--- start of EXERCISE INPUTS ---
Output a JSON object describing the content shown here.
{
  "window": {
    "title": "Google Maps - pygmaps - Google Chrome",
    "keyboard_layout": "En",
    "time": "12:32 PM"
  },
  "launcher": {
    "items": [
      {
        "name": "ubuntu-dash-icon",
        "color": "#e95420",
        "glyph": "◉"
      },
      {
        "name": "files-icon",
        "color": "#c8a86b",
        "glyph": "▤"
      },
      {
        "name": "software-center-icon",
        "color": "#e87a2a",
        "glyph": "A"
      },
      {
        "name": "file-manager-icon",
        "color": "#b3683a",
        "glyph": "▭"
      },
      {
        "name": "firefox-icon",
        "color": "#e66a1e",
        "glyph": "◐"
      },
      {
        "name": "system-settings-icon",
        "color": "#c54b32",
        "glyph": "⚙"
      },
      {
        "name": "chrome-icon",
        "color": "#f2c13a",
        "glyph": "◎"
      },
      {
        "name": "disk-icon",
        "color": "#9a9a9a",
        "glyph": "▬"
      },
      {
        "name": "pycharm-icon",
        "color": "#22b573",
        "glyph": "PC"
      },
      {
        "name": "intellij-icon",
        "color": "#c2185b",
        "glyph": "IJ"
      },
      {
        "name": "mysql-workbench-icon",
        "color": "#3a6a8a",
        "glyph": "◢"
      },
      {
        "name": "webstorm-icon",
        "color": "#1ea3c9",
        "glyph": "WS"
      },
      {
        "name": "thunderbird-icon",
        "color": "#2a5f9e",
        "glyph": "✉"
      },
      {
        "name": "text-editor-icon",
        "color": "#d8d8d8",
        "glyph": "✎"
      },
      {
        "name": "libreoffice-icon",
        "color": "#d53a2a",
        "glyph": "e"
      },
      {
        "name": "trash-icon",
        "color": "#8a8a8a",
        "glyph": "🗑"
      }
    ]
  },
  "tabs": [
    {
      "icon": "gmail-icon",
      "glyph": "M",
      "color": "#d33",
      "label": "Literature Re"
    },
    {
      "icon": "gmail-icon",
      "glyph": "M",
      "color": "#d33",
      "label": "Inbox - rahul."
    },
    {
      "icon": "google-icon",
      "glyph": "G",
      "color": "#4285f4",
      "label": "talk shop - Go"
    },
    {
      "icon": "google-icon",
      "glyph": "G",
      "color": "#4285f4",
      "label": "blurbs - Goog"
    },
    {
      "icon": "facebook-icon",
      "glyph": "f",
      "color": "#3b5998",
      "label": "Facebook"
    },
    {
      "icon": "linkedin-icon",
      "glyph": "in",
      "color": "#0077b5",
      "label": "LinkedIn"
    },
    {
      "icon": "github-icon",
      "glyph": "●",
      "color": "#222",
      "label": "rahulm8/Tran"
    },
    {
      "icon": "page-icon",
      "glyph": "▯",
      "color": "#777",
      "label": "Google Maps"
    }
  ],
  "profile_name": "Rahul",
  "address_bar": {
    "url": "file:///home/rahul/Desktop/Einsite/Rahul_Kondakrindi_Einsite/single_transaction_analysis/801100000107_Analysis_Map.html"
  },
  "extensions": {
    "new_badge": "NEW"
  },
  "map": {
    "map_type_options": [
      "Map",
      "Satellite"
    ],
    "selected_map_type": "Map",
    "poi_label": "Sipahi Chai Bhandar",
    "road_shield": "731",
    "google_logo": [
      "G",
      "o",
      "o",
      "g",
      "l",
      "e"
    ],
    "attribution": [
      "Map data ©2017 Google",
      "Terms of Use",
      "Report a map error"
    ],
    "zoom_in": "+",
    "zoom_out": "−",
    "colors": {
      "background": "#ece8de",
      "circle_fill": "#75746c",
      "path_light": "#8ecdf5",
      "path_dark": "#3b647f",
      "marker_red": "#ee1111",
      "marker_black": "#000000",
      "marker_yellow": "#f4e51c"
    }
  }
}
--- end of EXERCISE INPUTS ---
**TO DO**
Could you reproduce every record above exactly as it appears?

**SOLUTION TO THIS TASK**
Output a JSON object describing the content shown here.
{
  "window": {
    "title": "Google Maps - pygmaps - Google Chrome",
    "keyboard_layout": "En",
    "time": "12:32 PM"
  },
  "launcher": {
    "items": [
      {
        "name": "ubuntu-dash-icon",
        "color": "#e95420",
        "glyph": "◉"
      },
      {
        "name": "files-icon",
        "color": "#c8a86b",
        "glyph": "▤"
      },
      {
        "name": "software-center-icon",
        "color": "#e87a2a",
        "glyph": "A"
      },
      {
        "name": "file-manager-icon",
        "color": "#b3683a",
        "glyph": "▭"
      },
      {
        "name": "firefox-icon",
        "color": "#e66a1e",
        "glyph": "◐"
      },
      {
        "name": "system-settings-icon",
        "color": "#c54b32",
        "glyph": "⚙"
      },
      {
        "name": "chrome-icon",
        "color": "#f2c13a",
        "glyph": "◎"
      },
      {
        "name": "disk-icon",
        "color": "#9a9a9a",
        "glyph": "▬"
      },
      {
        "name": "pycharm-icon",
        "color": "#22b573",
        "glyph": "PC"
      },
      {
        "name": "intellij-icon",
        "color": "#c2185b",
        "glyph": "IJ"
      },
      {
        "name": "mysql-workbench-icon",
        "color": "#3a6a8a",
        "glyph": "◢"
      },
      {
        "name": "webstorm-icon",
        "color": "#1ea3c9",
        "glyph": "WS"
      },
      {
        "name": "thunderbird-icon",
        "color": "#2a5f9e",
        "glyph": "✉"
      },
      {
        "name": "text-editor-icon",
        "color": "#d8d8d8",
        "glyph": "✎"
      },
      {
        "name": "libreoffice-icon",
        "color": "#d53a2a",
        "glyph": "e"
      },
      {
        "name": "trash-icon",
        "color": "#8a8a8a",
        "glyph": "🗑"
      }
    ]
  },
  "tabs": [
    {
      "icon": "gmail-icon",
      "glyph": "M",
      "color": "#d33",
      "label": "Literature Re"
    },
    {
      "icon": "gmail-icon",
      "glyph": "M",
      "color": "#d33",
      "label": "Inbox - rahul."
    },
    {
      "icon": "google-icon",
      "glyph": "G",
      "color": "#4285f4",
      "label": "talk shop - Go"
    },
    {
      "icon": "google-icon",
      "glyph": "G",
      "color": "#4285f4",
      "label": "blurbs - Goog"
    },
    {
      "icon": "facebook-icon",
      "glyph": "f",
      "color": "#3b5998",
      "label": "Facebook"
    },
    {
      "icon": "linkedin-icon",
      "glyph": "in",
      "color": "#0077b5",
      "label": "LinkedIn"
    },
    {
      "icon": "github-icon",
      "glyph": "●",
      "color": "#222",
      "label": "rahulm8/Tran"
    },
    {
      "icon": "page-icon",
      "glyph": "▯",
      "color": "#777",
      "label": "Google Maps"
    }
  ],
  "profile_name": "Rahul",
  "address_bar": {
    "url": "file:///home/rahul/Desktop/Einsite/Rahul_Kondakrindi_Einsite/single_transaction_analysis/801100000107_Analysis_Map.html"
  },
  "extensions": {
    "new_badge": "NEW"
  },
  "map": {
    "map_type_options": [
      "Map",
      "Satellite"
    ],
    "selected_map_type": "Map",
    "poi_label": "Sipahi Chai Bhandar",
    "road_shield": "731",
    "google_logo": [
      "G",
      "o",
      "o",
      "g",
      "l",
      "e"
    ],
    "attribution": [
      "Map data ©2017 Google",
      "Terms of Use",
      "Report a map error"
    ],
    "zoom_in": "+",
    "zoom_out": "−",
    "colors": {
      "background": "#ece8de",
      "circle_fill": "#75746c",
      "path_light": "#8ecdf5",
      "path_dark": "#3b647f",
      "marker_red": "#ee1111",
      "marker_black": "#000000",
      "marker_yellow": "#f4e51c"
    }
  }
}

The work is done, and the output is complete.